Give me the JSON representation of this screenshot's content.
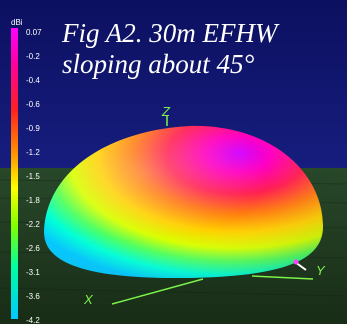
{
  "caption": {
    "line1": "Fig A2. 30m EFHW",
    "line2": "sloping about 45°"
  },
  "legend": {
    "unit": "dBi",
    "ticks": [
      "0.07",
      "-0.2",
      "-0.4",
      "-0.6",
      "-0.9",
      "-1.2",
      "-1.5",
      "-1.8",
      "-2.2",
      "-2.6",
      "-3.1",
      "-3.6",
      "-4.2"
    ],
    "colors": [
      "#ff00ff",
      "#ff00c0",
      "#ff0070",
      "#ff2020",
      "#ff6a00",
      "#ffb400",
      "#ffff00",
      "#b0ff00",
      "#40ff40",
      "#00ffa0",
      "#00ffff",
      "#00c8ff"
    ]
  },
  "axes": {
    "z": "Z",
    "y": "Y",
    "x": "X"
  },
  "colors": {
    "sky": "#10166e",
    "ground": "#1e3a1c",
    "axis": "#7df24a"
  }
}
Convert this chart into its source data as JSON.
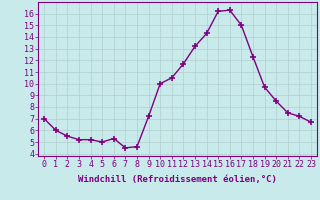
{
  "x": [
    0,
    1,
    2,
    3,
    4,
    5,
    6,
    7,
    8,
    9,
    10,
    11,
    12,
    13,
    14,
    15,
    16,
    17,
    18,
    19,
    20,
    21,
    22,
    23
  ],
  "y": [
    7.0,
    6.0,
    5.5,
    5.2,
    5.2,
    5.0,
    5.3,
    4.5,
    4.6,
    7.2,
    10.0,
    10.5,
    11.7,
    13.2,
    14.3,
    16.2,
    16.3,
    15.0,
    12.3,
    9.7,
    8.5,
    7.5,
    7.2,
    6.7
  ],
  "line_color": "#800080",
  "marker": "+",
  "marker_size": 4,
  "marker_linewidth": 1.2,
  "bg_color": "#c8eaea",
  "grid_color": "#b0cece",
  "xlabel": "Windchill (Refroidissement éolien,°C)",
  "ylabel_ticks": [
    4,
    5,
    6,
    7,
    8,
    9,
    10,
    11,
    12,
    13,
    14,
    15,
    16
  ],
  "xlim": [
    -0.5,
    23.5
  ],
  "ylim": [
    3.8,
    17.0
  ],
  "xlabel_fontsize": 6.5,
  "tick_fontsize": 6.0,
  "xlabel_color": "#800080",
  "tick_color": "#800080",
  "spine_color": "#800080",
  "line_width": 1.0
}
================================
**WORK INSTRUCTIONS:**
Give only the number of lines in the listing above that include the string "this".

**CORRECT ANSWER:**
2